■ **SUPPLIED DATA**

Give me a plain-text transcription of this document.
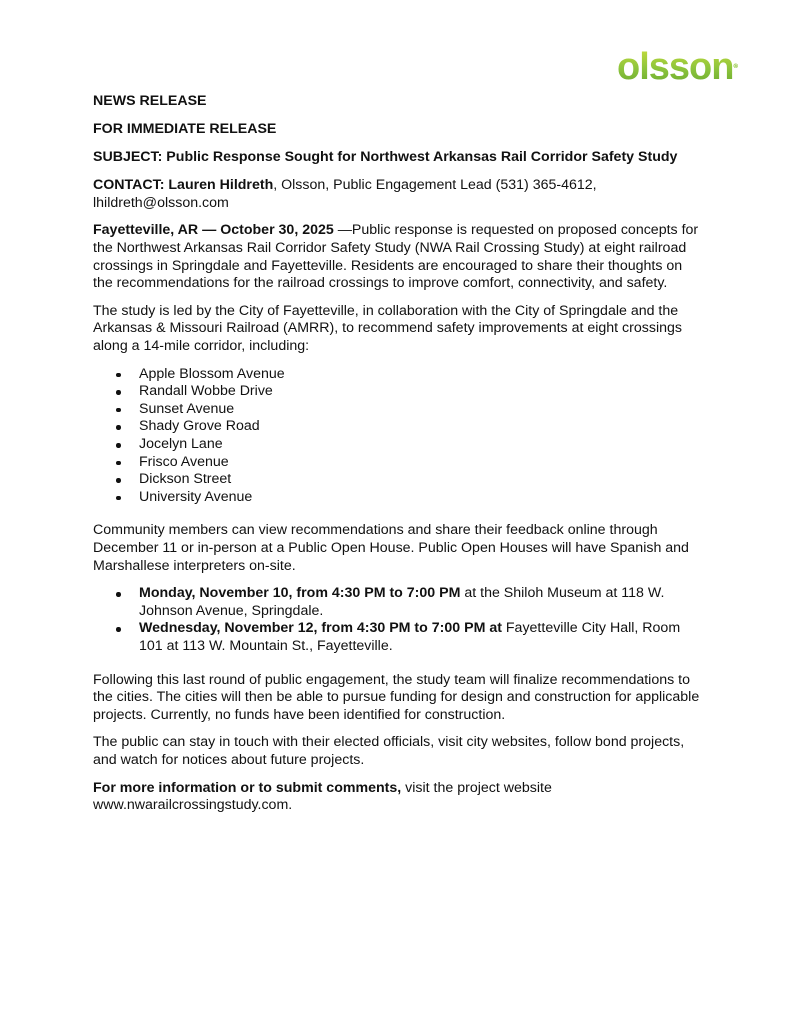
olsson®
NEWS RELEASE
FOR IMMEDIATE RELEASE
SUBJECT: Public Response Sought for Northwest Arkansas Rail Corridor Safety Study
CONTACT: Lauren Hildreth, Olsson, Public Engagement Lead (531) 365-4612,
lhildreth@olsson.com
Fayetteville, AR — October 30, 2025 —Public response is requested on proposed concepts for the Northwest Arkansas Rail Corridor Safety Study (NWA Rail Crossing Study) at eight railroad crossings in Springdale and Fayetteville. Residents are encouraged to share their thoughts on the recommendations for the railroad crossings to improve comfort, connectivity, and safety.
The study is led by the City of Fayetteville, in collaboration with the City of Springdale and the Arkansas & Missouri Railroad (AMRR), to recommend safety improvements at eight crossings along a 14-mile corridor, including:
Apple Blossom Avenue
Randall Wobbe Drive
Sunset Avenue
Shady Grove Road
Jocelyn Lane
Frisco Avenue
Dickson Street
University Avenue
Community members can view recommendations and share their feedback online through December 11 or in-person at a Public Open House. Public Open Houses will have Spanish and Marshallese interpreters on-site.
Monday, November 10, from 4:30 PM to 7:00 PM at the Shiloh Museum at 118 W. Johnson Avenue, Springdale.
Wednesday, November 12, from 4:30 PM to 7:00 PM at Fayetteville City Hall, Room 101 at 113 W. Mountain St., Fayetteville.
Following this last round of public engagement, the study team will finalize recommendations to the cities. The cities will then be able to pursue funding for design and construction for applicable projects. Currently, no funds have been identified for construction.
The public can stay in touch with their elected officials, visit city websites, follow bond projects, and watch for notices about future projects.
For more information or to submit comments, visit the project website
www.nwarailcrossingstudy.com.
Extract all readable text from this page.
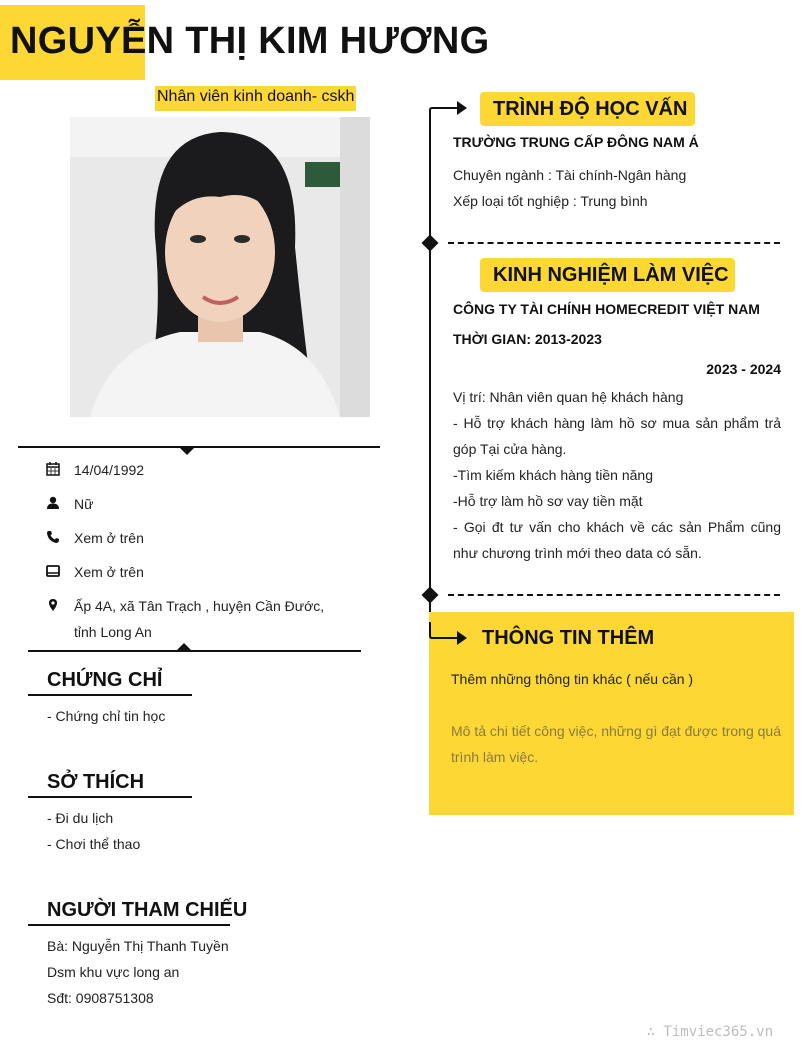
NGUYỄN THỊ KIM HƯƠNG
Nhân viên kinh doanh- cskh
14/04/1992
Nữ
Xem ở trên
Xem ở trên
Ấp 4A, xã Tân Trạch , huyện Cần Đước,
tỉnh Long An
CHỨNG CHỈ
- Chứng chỉ tin học
SỞ THÍCH
- Đi du lịch
- Chơi thể thao
NGƯỜI THAM CHIẾU
Bà: Nguyễn Thị Thanh Tuyền
Dsm khu vực long an
Sđt: 0908751308
TRÌNH ĐỘ HỌC VẤN
TRƯỜNG TRUNG CẤP ĐÔNG NAM Á
Chuyên ngành : Tài chính-Ngân hàng
Xếp loại tốt nghiệp : Trung bình
KINH NGHIỆM LÀM VIỆC
CÔNG TY TÀI CHÍNH HOMECREDIT VIỆT NAM
THỜI GIAN: 2013-2023
2023 - 2024
Vị trí: Nhân viên quan hệ khách hàng
- Hỗ trợ khách hàng làm hồ sơ mua sản phẩm trả góp Tại cửa hàng.
-Tìm kiếm khách hàng tiền năng
-Hỗ trợ làm hồ sơ vay tiền mặt
- Gọi đt tư vấn cho khách về các sản Phẩm cũng như chương trình mới theo data có sẵn.
THÔNG TIN THÊM
Thêm những thông tin khác ( nếu cần )
Mô tả chi tiết công việc, những gì đạt được trong quá trình làm việc.
∴ Timviec365.vn
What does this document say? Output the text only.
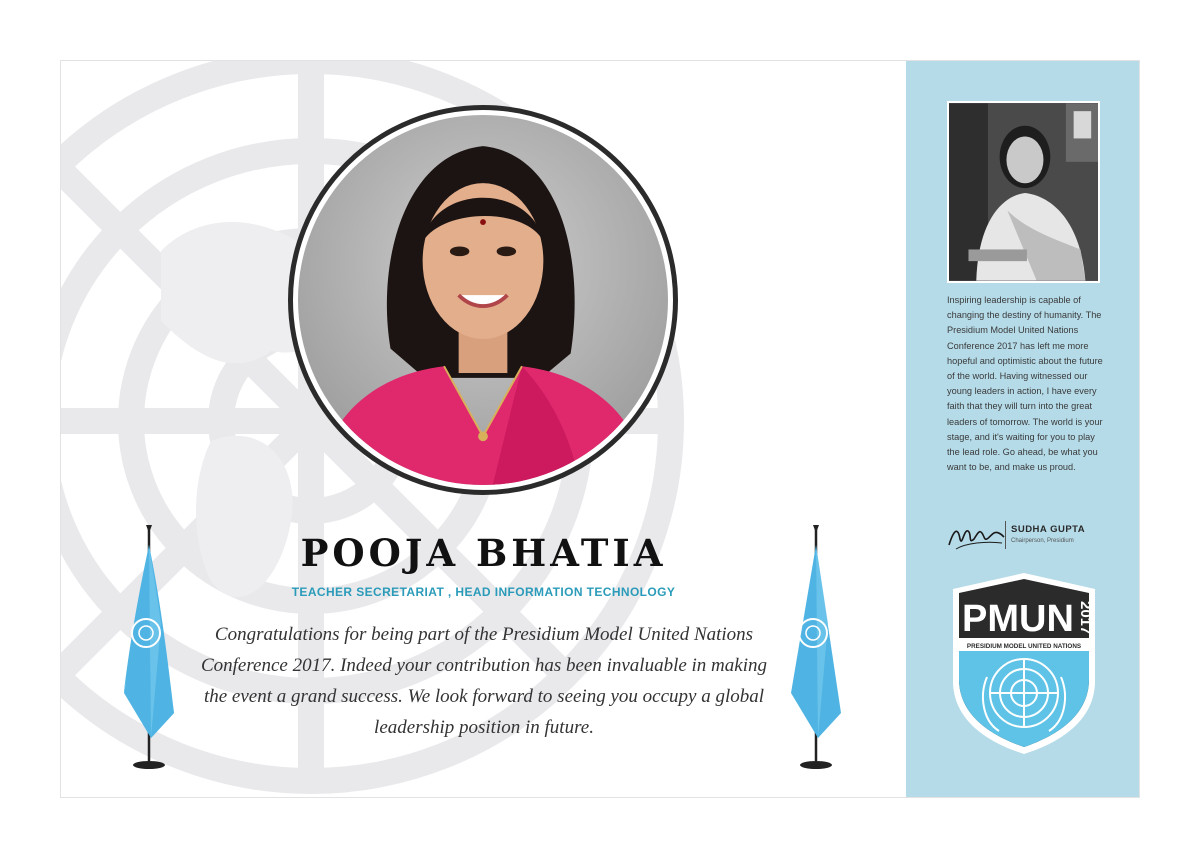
POOJA BHATIA
TEACHER SECRETARIAT , HEAD INFORMATION TECHNOLOGY
Congratulations for being part of the Presidium Model United Nations Conference 2017. Indeed your contribution has been invaluable in making the event a grand success. We look forward to seeing you occupy a global leadership position in future.
Inspiring leadership is capable of changing the destiny of humanity. The Presidium Model United Nations Conference 2017 has left me more hopeful and optimistic about the future of the world. Having witnessed our young leaders in action, I have every faith that they will turn into the great leaders of tomorrow. The world is your stage, and it's waiting for you to play the lead role. Go ahead, be what you want to be, and make us proud.
SUDHA GUPTA
Chairperson, Presidium
PMUN 2017
PRESIDIUM MODEL UNITED NATIONS
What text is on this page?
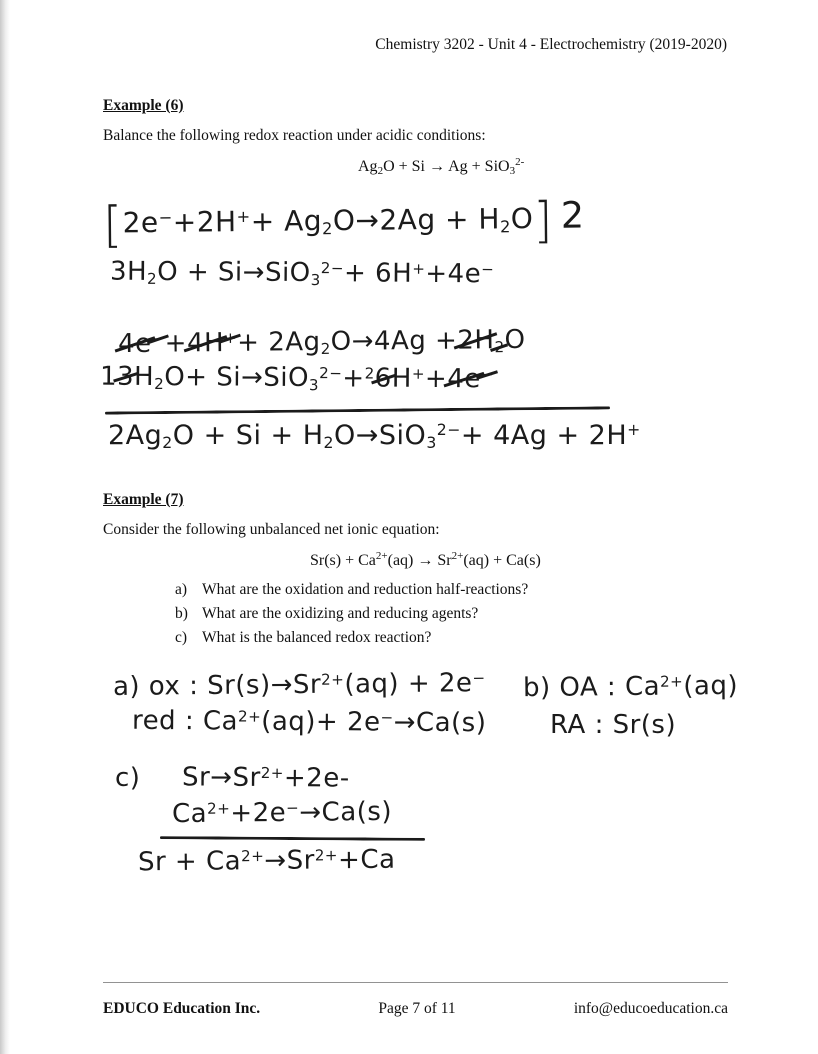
Chemistry 3202 - Unit 4 - Electrochemistry (2019-2020)
Example (6)
Balance the following redox reaction under acidic conditions:
$Ag_2O + Si \to Ag + SiO_3^{2-}$
[2e−+2H++ Ag2O→2Ag + H2O]2
3H2O + Si→SiO32−+ 6H++4e−
4e−+4H++ 2Ag2O→4Ag +2H2O
13H2O+ Si→SiO32−+26H++4e−
2Ag2O + Si + H2O→SiO32−+ 4Ag + 2H+
Example (7)
Consider the following unbalanced net ionic equation:
$Sr(s) + Ca^{2+}(aq) \to Sr^{2+}(aq) + Ca(s)$
a) What are the oxidation and reduction half-reactions?
b) What are the oxidizing and reducing agents?
c) What is the balanced redox reaction?
a) ox : Sr(s)→Sr2+(aq) + 2e−
red : Ca2+(aq)+ 2e−→Ca(s)
b) OA : Ca2+(aq)
RA : Sr(s)
c) Sr→Sr2++2e-
Ca2++2e−→Ca(s)
Sr + Ca2+→Sr2++Ca
EDUCO Education Inc.	Page 7 of 11	info@educoeducation.ca
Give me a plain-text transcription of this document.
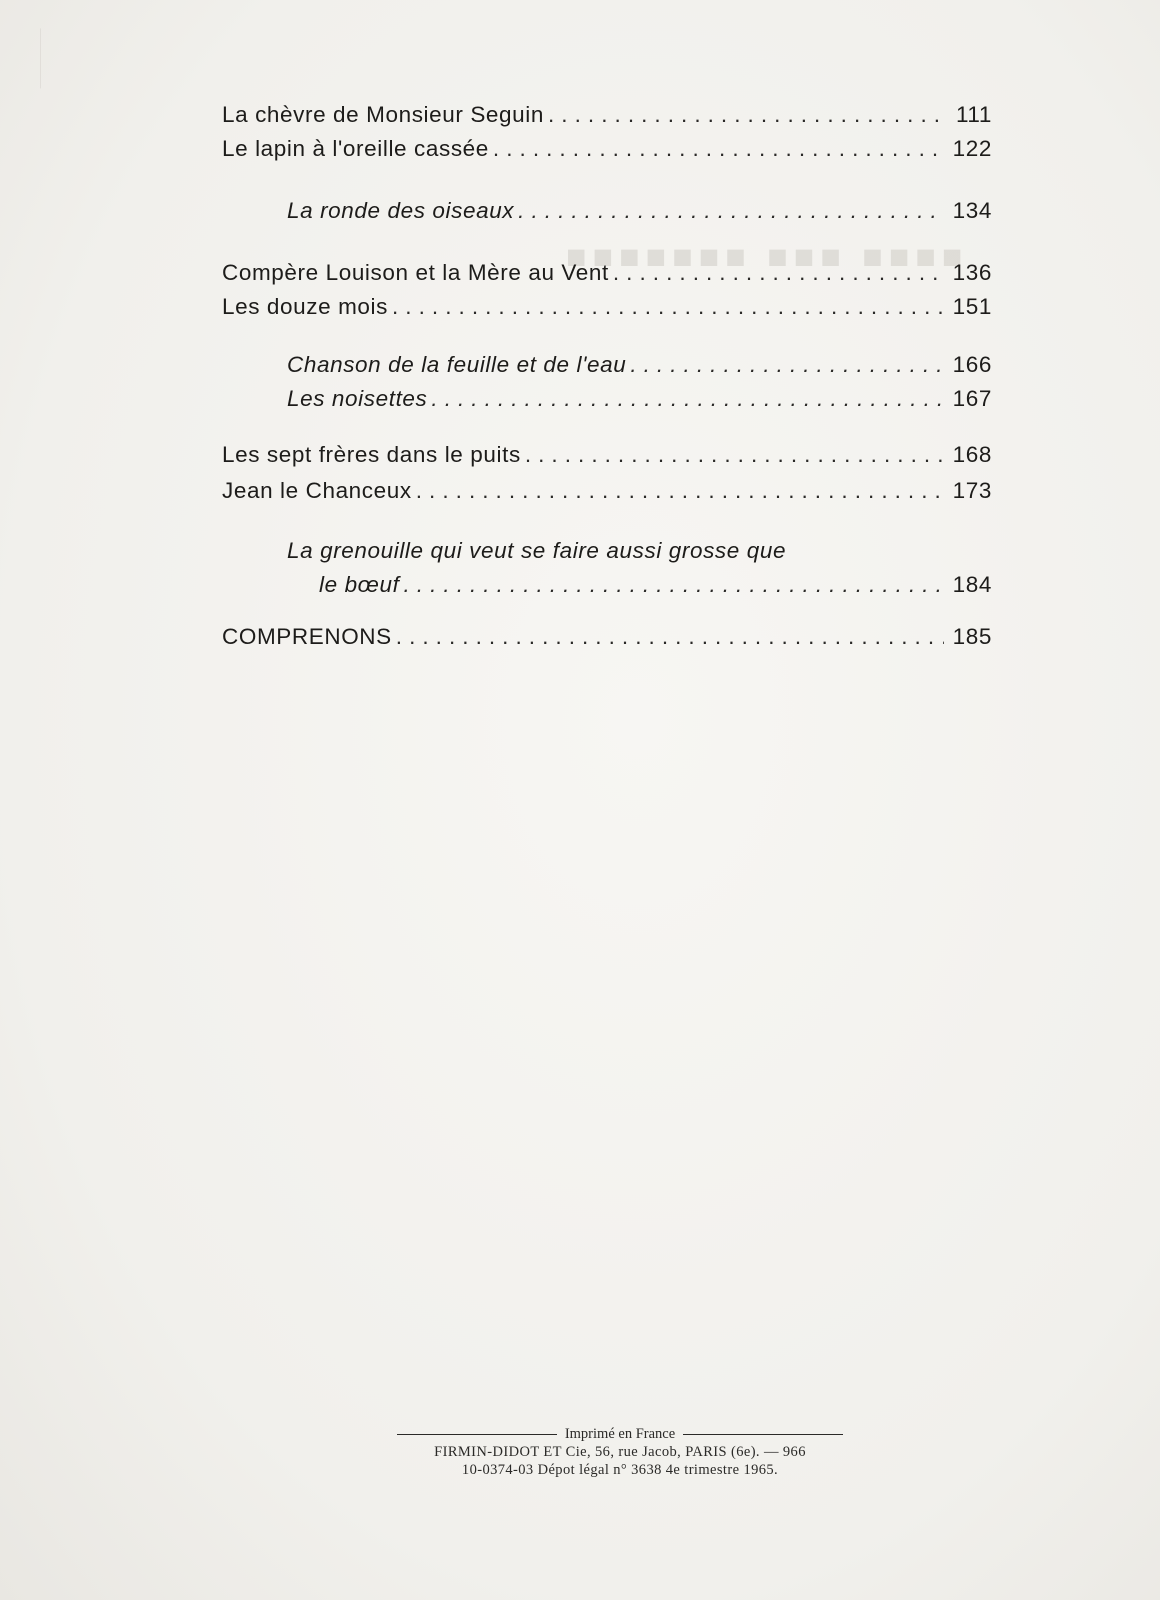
■■■■ ■■■ ■■■■■■■
La chèvre de Monsieur Seguin . . .	111
Le lapin à l'oreille cassée . . .	122
La ronde des oiseaux . . .	134
Compère Louison et la Mère au Vent . . .	136
Les douze mois . . .	151
Chanson de la feuille et de l'eau . . .	166
Les noisettes . . .	167
Les sept frères dans le puits . . .	168
Jean le Chanceux . . .	173
La grenouille qui veut se faire aussi grosse que
le bœuf . . .	184
COMPRENONS . . .	185
Imprimé en France
FIRMIN-DIDOT ET Cie, 56, rue Jacob, PARIS (6e). — 966
10-0374-03 Dépot légal n° 3638 4e trimestre 1965.
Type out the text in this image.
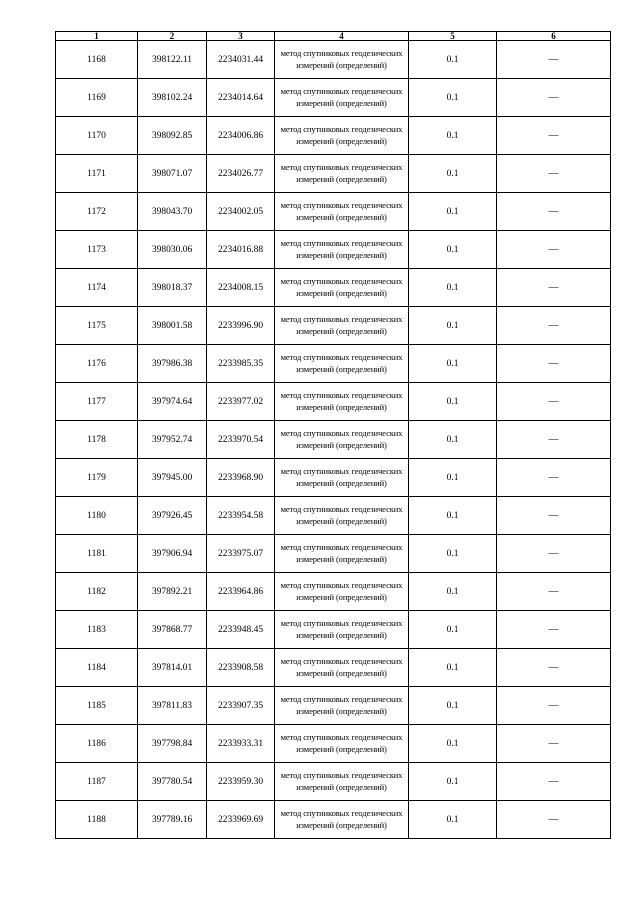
1	2	3	4	5	6
1168	398122.11	2234031.44	метод спутниковых геодезических измерений (определений)	0.1	—
1169	398102.24	2234014.64	метод спутниковых геодезических измерений (определений)	0.1	—
1170	398092.85	2234006.86	метод спутниковых геодезических измерений (определений)	0.1	—
1171	398071.07	2234026.77	метод спутниковых геодезических измерений (определений)	0.1	—
1172	398043.70	2234002.05	метод спутниковых геодезических измерений (определений)	0.1	—
1173	398030.06	2234016.88	метод спутниковых геодезических измерений (определений)	0.1	—
1174	398018.37	2234008.15	метод спутниковых геодезических измерений (определений)	0.1	—
1175	398001.58	2233996.90	метод спутниковых геодезических измерений (определений)	0.1	—
1176	397986.38	2233985.35	метод спутниковых геодезических измерений (определений)	0.1	—
1177	397974.64	2233977.02	метод спутниковых геодезических измерений (определений)	0.1	—
1178	397952.74	2233970.54	метод спутниковых геодезических измерений (определений)	0.1	—
1179	397945.00	2233968.90	метод спутниковых геодезических измерений (определений)	0.1	—
1180	397926.45	2233954.58	метод спутниковых геодезических измерений (определений)	0.1	—
1181	397906.94	2233975.07	метод спутниковых геодезических измерений (определений)	0.1	—
1182	397892.21	2233964.86	метод спутниковых геодезических измерений (определений)	0.1	—
1183	397868.77	2233948.45	метод спутниковых геодезических измерений (определений)	0.1	—
1184	397814.01	2233908.58	метод спутниковых геодезических измерений (определений)	0.1	—
1185	397811.83	2233907.35	метод спутниковых геодезических измерений (определений)	0.1	—
1186	397798.84	2233933.31	метод спутниковых геодезических измерений (определений)	0.1	—
1187	397780.54	2233959.30	метод спутниковых геодезических измерений (определений)	0.1	—
1188	397789.16	2233969.69	метод спутниковых геодезических измерений (определений)	0.1	—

■ **JOB**
Every line in the data that holds "future" should be copied out.

■ **TASK RESULT**
The public can stay in touch with their elected officials, visit city websites, follow bond projects, and watch for notices about future projects.
Congratulations for being part of the Presidium Model United Nations Conference 2017. Indeed your contribution has been invaluable in making the event a grand success. We look forward to seeing you occupy a global leadership position in future.
Inspiring leadership is capable of changing the destiny of humanity. The Presidium Model United Nations Conference 2017 has left me more hopeful and optimistic about the future of the world. Having witnessed our young leaders in action, I have every faith that they will turn into the great leaders of tomorrow. The world is your stage, and it's waiting for you to play the lead role. Go ahead, be what you want to be, and make us proud.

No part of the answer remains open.